▶ [Given task]:
Give only the number of lines in the data that contain the word "JSON".

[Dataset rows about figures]
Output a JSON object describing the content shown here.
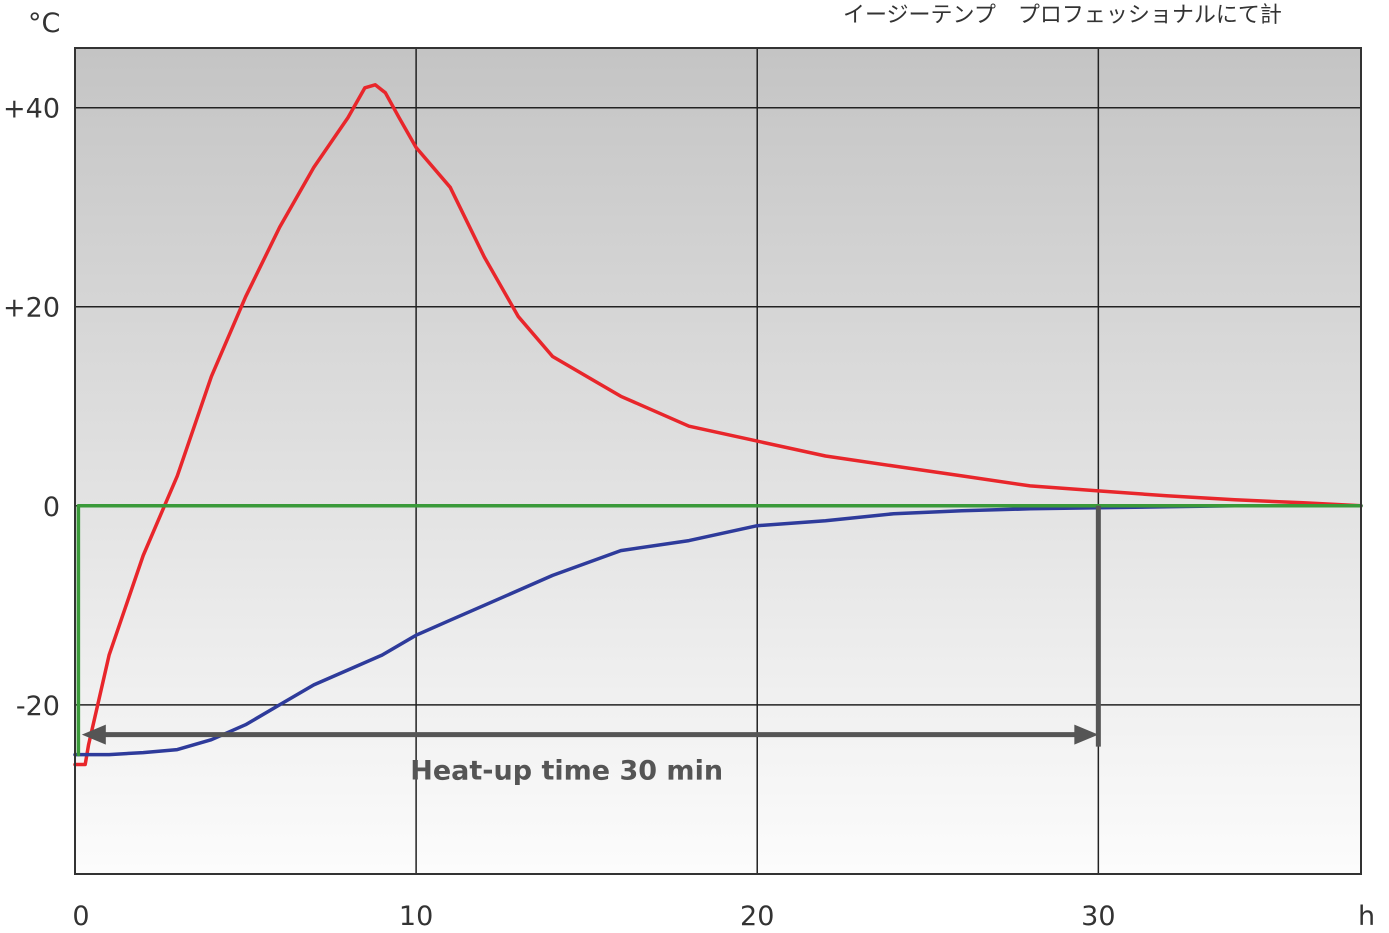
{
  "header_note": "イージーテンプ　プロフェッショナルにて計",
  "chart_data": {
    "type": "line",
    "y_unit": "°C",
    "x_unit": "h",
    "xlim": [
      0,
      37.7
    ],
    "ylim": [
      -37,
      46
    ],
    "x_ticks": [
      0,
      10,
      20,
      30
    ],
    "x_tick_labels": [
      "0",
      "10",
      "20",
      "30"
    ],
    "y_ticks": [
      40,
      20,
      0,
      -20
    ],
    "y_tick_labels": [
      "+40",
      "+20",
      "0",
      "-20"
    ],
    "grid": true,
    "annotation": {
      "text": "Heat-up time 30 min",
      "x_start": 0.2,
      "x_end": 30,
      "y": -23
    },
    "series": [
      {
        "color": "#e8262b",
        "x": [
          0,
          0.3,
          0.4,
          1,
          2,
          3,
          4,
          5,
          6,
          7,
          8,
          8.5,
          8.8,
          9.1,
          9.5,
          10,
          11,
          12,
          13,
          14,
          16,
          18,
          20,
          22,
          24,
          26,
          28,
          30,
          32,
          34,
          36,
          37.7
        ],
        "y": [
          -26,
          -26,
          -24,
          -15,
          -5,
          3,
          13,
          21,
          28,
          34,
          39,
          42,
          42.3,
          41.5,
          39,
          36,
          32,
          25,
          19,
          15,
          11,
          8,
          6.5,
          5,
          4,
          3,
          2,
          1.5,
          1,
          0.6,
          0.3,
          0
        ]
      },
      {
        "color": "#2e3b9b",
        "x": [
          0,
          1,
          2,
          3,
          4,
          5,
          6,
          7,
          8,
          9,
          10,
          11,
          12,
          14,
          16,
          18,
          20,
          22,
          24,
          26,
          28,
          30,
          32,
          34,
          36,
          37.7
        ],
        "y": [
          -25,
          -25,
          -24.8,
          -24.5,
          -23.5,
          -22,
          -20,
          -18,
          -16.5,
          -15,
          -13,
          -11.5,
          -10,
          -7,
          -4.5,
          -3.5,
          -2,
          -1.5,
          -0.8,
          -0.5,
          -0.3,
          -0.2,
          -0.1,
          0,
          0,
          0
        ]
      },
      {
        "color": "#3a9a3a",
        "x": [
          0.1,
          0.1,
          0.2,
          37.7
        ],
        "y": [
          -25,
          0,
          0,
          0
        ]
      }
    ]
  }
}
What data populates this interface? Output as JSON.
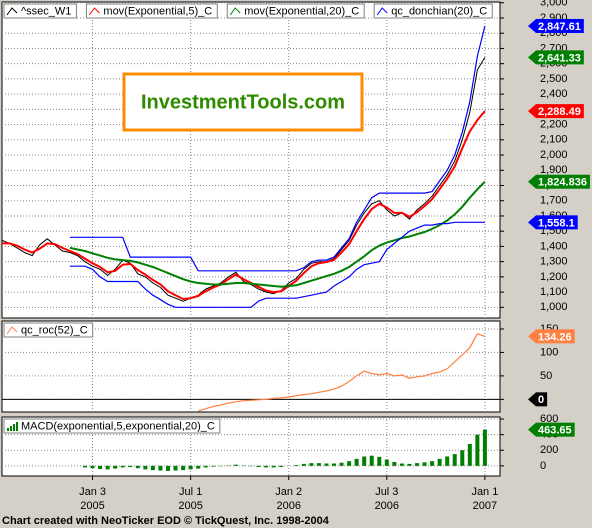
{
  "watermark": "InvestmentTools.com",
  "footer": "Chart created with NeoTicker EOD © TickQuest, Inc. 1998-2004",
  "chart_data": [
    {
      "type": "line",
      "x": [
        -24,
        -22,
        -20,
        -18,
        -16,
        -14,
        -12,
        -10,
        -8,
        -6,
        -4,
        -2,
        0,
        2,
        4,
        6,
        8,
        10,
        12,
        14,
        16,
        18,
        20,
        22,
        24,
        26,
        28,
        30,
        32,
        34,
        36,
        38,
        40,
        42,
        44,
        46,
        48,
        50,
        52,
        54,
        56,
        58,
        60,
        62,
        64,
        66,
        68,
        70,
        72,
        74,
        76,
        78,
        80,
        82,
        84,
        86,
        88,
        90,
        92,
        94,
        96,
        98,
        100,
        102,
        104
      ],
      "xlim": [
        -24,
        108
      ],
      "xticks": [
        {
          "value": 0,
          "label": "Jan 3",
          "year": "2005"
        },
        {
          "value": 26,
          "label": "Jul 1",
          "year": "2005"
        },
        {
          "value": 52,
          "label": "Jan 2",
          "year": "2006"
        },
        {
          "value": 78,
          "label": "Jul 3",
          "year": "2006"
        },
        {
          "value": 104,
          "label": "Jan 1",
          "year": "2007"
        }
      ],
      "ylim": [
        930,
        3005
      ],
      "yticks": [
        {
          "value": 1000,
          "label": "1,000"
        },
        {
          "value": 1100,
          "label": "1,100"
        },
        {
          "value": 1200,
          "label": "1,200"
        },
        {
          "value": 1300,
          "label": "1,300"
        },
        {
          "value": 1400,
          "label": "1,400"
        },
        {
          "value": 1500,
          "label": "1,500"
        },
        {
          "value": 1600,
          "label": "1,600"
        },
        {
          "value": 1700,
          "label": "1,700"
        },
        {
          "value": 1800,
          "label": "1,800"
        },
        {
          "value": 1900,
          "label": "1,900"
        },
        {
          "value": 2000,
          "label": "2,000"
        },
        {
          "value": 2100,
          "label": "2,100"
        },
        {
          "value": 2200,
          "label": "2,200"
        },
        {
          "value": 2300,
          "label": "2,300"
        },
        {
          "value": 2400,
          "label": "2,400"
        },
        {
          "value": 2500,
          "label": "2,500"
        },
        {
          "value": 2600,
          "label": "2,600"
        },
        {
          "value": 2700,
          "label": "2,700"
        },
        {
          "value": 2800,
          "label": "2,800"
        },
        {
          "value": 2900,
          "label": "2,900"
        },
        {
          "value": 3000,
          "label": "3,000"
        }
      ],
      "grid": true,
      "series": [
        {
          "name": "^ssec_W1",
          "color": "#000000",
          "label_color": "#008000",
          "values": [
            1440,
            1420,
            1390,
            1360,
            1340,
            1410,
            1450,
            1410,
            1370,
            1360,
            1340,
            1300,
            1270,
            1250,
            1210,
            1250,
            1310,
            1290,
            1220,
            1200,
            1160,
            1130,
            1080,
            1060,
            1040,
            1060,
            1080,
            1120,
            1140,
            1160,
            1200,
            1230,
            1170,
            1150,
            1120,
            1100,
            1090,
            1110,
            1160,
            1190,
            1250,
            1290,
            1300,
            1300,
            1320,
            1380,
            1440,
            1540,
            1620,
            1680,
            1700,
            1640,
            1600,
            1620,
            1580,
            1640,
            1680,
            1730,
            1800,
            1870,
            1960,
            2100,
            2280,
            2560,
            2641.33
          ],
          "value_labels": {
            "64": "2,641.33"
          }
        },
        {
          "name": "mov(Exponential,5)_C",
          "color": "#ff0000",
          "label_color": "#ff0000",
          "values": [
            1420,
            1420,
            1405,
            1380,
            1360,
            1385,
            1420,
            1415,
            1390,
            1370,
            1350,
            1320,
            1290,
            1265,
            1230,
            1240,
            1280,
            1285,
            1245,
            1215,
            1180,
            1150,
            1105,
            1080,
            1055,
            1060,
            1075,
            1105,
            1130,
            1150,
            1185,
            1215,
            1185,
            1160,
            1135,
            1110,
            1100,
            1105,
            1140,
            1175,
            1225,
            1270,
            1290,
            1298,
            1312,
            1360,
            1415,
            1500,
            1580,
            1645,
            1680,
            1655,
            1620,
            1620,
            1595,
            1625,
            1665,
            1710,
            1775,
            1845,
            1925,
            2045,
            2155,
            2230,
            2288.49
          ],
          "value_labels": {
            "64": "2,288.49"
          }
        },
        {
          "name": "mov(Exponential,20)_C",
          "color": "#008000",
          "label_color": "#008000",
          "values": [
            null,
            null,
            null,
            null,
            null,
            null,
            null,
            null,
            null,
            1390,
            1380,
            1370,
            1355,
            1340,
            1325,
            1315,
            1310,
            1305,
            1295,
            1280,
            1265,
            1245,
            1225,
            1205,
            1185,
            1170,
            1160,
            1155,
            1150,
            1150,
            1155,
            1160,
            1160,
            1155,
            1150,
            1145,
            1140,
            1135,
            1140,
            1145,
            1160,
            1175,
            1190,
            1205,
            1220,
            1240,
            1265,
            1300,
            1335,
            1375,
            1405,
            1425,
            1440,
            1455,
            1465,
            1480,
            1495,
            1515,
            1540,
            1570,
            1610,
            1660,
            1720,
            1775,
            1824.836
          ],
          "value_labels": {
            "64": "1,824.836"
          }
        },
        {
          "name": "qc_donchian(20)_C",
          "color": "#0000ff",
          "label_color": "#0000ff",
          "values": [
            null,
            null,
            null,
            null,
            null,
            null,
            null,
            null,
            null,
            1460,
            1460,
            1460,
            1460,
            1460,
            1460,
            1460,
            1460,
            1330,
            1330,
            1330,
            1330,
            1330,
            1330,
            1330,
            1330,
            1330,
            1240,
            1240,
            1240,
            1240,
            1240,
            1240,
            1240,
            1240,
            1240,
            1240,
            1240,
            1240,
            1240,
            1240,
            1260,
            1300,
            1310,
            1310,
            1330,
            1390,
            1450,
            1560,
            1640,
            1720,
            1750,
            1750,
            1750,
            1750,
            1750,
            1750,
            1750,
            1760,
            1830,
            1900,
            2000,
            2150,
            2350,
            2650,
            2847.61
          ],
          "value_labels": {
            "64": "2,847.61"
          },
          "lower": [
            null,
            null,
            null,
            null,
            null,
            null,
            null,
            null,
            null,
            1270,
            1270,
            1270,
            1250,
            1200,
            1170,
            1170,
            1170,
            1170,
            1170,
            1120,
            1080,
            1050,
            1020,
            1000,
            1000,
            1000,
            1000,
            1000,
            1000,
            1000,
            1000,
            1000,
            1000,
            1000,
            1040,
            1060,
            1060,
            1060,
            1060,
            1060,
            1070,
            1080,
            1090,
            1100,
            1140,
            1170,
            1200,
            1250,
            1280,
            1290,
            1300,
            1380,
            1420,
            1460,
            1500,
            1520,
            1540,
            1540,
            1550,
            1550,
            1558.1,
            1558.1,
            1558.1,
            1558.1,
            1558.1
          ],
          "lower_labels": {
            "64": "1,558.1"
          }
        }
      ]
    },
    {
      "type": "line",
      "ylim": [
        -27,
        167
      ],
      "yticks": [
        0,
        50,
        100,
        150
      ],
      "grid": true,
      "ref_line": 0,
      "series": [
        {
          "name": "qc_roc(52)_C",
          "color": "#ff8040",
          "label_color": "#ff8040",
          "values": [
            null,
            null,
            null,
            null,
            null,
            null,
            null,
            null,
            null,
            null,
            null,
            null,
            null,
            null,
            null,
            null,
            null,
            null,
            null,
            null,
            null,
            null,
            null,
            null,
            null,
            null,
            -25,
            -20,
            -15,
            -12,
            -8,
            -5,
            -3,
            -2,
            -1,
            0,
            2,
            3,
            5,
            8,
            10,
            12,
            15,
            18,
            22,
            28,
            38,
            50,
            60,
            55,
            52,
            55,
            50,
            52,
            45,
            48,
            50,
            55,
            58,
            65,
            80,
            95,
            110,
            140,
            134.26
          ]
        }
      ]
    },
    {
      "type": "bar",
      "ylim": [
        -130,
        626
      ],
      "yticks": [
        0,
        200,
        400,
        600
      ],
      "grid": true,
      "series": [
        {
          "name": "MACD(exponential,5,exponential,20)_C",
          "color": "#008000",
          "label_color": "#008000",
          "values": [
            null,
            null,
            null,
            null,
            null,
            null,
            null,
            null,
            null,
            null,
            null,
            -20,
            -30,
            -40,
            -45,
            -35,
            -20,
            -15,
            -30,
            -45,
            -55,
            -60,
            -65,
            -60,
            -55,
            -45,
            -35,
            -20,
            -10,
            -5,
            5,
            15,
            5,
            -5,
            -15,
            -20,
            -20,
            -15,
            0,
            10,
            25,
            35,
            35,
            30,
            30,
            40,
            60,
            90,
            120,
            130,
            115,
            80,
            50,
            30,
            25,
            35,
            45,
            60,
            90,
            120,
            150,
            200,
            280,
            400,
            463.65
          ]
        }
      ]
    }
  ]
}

▶ [Result of the task]:
2